SHORT TASK: Copy out all lines with the word "state" in them.
START GIVEN INFORMATION
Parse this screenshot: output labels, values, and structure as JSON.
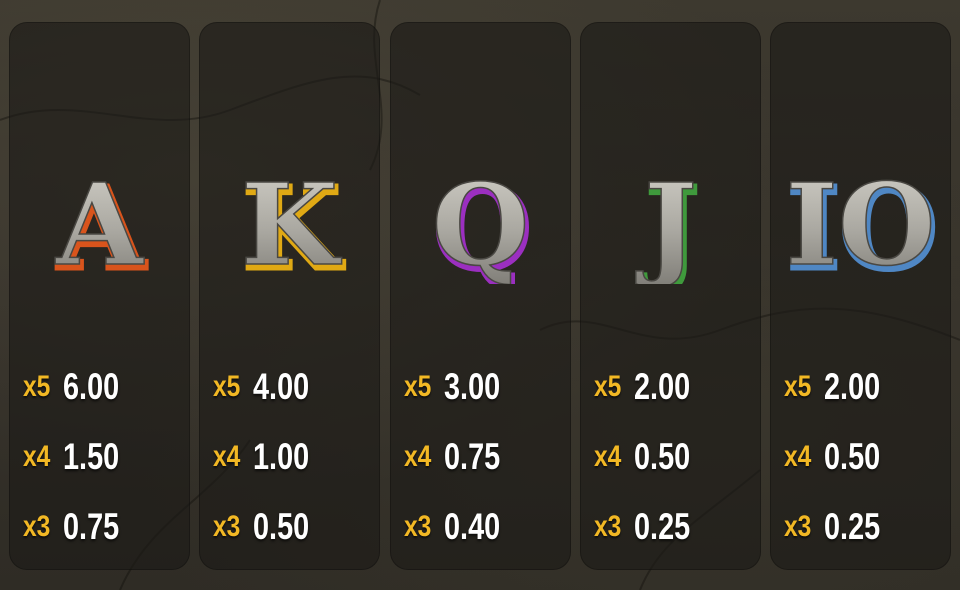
{
  "symbols": [
    {
      "id": "ace",
      "glyph": "A",
      "icon": "letter-a-icon",
      "accent": "#d9541c",
      "payouts": [
        {
          "mult": "x5",
          "value": "6.00"
        },
        {
          "mult": "x4",
          "value": "1.50"
        },
        {
          "mult": "x3",
          "value": "0.75"
        }
      ]
    },
    {
      "id": "king",
      "glyph": "K",
      "icon": "letter-k-icon",
      "accent": "#e0a914",
      "payouts": [
        {
          "mult": "x5",
          "value": "4.00"
        },
        {
          "mult": "x4",
          "value": "1.00"
        },
        {
          "mult": "x3",
          "value": "0.50"
        }
      ]
    },
    {
      "id": "queen",
      "glyph": "Q",
      "icon": "letter-q-icon",
      "accent": "#9b2fc0",
      "payouts": [
        {
          "mult": "x5",
          "value": "3.00"
        },
        {
          "mult": "x4",
          "value": "0.75"
        },
        {
          "mult": "x3",
          "value": "0.40"
        }
      ]
    },
    {
      "id": "jack",
      "glyph": "J",
      "icon": "letter-j-icon",
      "accent": "#3f9a3c",
      "payouts": [
        {
          "mult": "x5",
          "value": "2.00"
        },
        {
          "mult": "x4",
          "value": "0.50"
        },
        {
          "mult": "x3",
          "value": "0.25"
        }
      ]
    },
    {
      "id": "ten",
      "glyph": "IO",
      "icon": "ten-icon",
      "accent": "#4f87c4",
      "payouts": [
        {
          "mult": "x5",
          "value": "2.00"
        },
        {
          "mult": "x4",
          "value": "0.50"
        },
        {
          "mult": "x3",
          "value": "0.25"
        }
      ]
    }
  ],
  "colors": {
    "multiplier": "#f2b824",
    "value": "#ffffff",
    "panel": "#1c1a16",
    "background": "#3a362c",
    "metal_light": "#d2d0c8",
    "metal_dark": "#7c7a74"
  }
}
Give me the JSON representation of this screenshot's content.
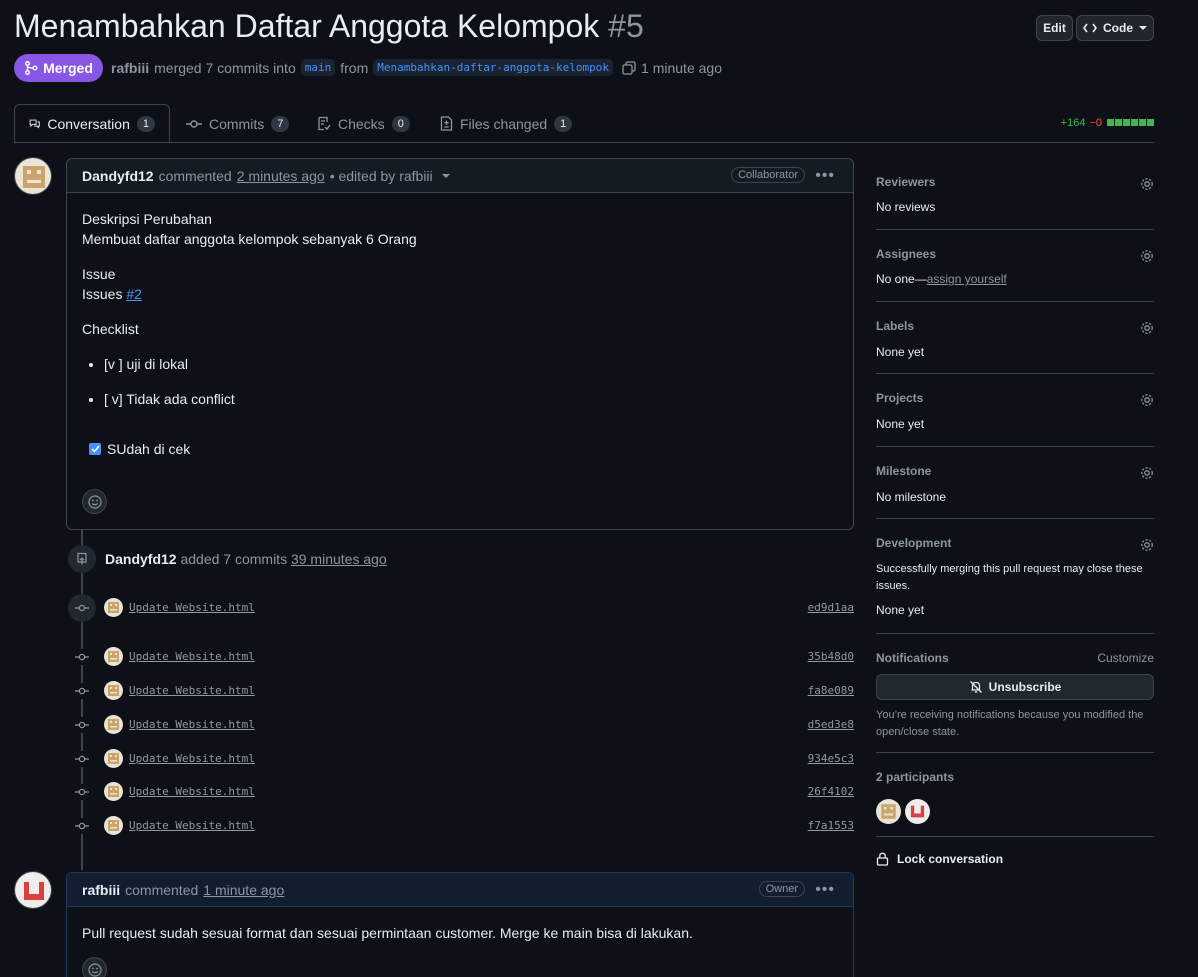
{
  "pr": {
    "title": "Menambahkan Daftar Anggota Kelompok",
    "number": "#5",
    "state": "Merged",
    "author": "rafbiii",
    "merge_text": "merged 7 commits into",
    "base_branch": "main",
    "from_text": "from",
    "head_branch": "Menambahkan-daftar-anggota-kelompok",
    "time": "1 minute ago"
  },
  "header": {
    "edit_label": "Edit",
    "code_label": "Code"
  },
  "tabs": [
    {
      "label": "Conversation",
      "count": "1"
    },
    {
      "label": "Commits",
      "count": "7"
    },
    {
      "label": "Checks",
      "count": "0"
    },
    {
      "label": "Files changed",
      "count": "1"
    }
  ],
  "diffstat": {
    "additions": "+164",
    "deletions": "−0"
  },
  "comment1": {
    "author": "Dandyfd12",
    "action": "commented",
    "time": "2 minutes ago",
    "edited": "• edited by rafbiii",
    "role": "Collaborator",
    "line1": "Deskripsi Perubahan",
    "line2": "Membuat daftar anggota kelompok sebanyak 6 Orang",
    "issue_heading": "Issue",
    "issues_prefix": "Issues",
    "issue_link": "#2",
    "checklist_heading": "Checklist",
    "item1": "[v ] uji di lokal",
    "item2": "[ v] Tidak ada conflict",
    "checkbox_label": "SUdah di cek"
  },
  "commits_event": {
    "author": "Dandyfd12",
    "action": "added 7 commits",
    "time": "39 minutes ago"
  },
  "commits": [
    {
      "message": "Update Website.html",
      "sha": "ed9d1aa"
    },
    {
      "message": "Update Website.html",
      "sha": "35b48d0"
    },
    {
      "message": "Update Website.html",
      "sha": "fa8e089"
    },
    {
      "message": "Update Website.html",
      "sha": "d5ed3e8"
    },
    {
      "message": "Update Website.html",
      "sha": "934e5c3"
    },
    {
      "message": "Update Website.html",
      "sha": "26f4102"
    },
    {
      "message": "Update Website.html",
      "sha": "f7a1553"
    }
  ],
  "comment2": {
    "author": "rafbiii",
    "action": "commented",
    "time": "1 minute ago",
    "role": "Owner",
    "body": "Pull request sudah sesuai format dan sesuai permintaan customer. Merge ke main bisa di lakukan."
  },
  "sidebar": {
    "reviewers_label": "Reviewers",
    "reviewers_value": "No reviews",
    "assignees_label": "Assignees",
    "assignees_value": "No one—",
    "assign_yourself": "assign yourself",
    "labels_label": "Labels",
    "labels_value": "None yet",
    "projects_label": "Projects",
    "projects_value": "None yet",
    "milestone_label": "Milestone",
    "milestone_value": "No milestone",
    "development_label": "Development",
    "development_text": "Successfully merging this pull request may close these issues.",
    "development_value": "None yet",
    "notifications_label": "Notifications",
    "customize_label": "Customize",
    "unsubscribe_label": "Unsubscribe",
    "notify_reason": "You’re receiving notifications because you modified the open/close state.",
    "participants_label": "2 participants",
    "lock_label": "Lock conversation"
  },
  "colors": {
    "merged": "#8957e5",
    "accent_link": "#4493f8",
    "additions": "#3fb950",
    "deletions": "#f85149"
  }
}
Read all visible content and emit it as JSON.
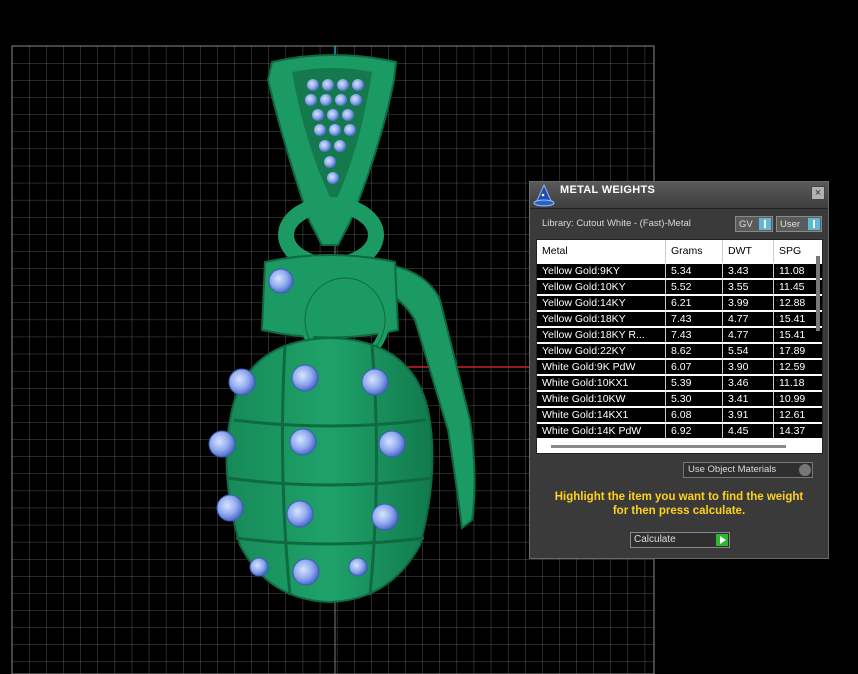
{
  "window": {
    "title": "METAL WEIGHTS",
    "close_label": "×",
    "icon": "wizard-hat-icon"
  },
  "library": {
    "label": "Library: Cutout White - (Fast)-Metal",
    "toggle_gv": "GV",
    "toggle_user": "User"
  },
  "table": {
    "columns": [
      "Metal",
      "Grams",
      "DWT",
      "SPG"
    ],
    "rows": [
      [
        "Yellow Gold:9KY",
        "5.34",
        "3.43",
        "11.08"
      ],
      [
        "Yellow Gold:10KY",
        "5.52",
        "3.55",
        "11.45"
      ],
      [
        "Yellow Gold:14KY",
        "6.21",
        "3.99",
        "12.88"
      ],
      [
        "Yellow Gold:18KY",
        "7.43",
        "4.77",
        "15.41"
      ],
      [
        "Yellow Gold:18KY R...",
        "7.43",
        "4.77",
        "15.41"
      ],
      [
        "Yellow Gold:22KY",
        "8.62",
        "5.54",
        "17.89"
      ],
      [
        "White Gold:9K PdW",
        "6.07",
        "3.90",
        "12.59"
      ],
      [
        "White Gold:10KX1",
        "5.39",
        "3.46",
        "11.18"
      ],
      [
        "White Gold:10KW",
        "5.30",
        "3.41",
        "10.99"
      ],
      [
        "White Gold:14KX1",
        "6.08",
        "3.91",
        "12.61"
      ],
      [
        "White Gold:14K PdW",
        "6.92",
        "4.45",
        "14.37"
      ]
    ]
  },
  "materials_dropdown": "Use Object Materials",
  "instruction": {
    "line1": "Highlight the item you want to find the weight",
    "line2": "for then press calculate."
  },
  "calculate_label": "Calculate",
  "colors": {
    "model": "#1e8a5c",
    "gem": "#8fb0f0",
    "grid": "#7a7a7a",
    "instruction": "#ffd21f"
  }
}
END GIVEN INFORMATION
REPLY TO THE TASK:
    "state": "Merged",
    "notify_reason": "You’re receiving notifications because you modified the open/close state.",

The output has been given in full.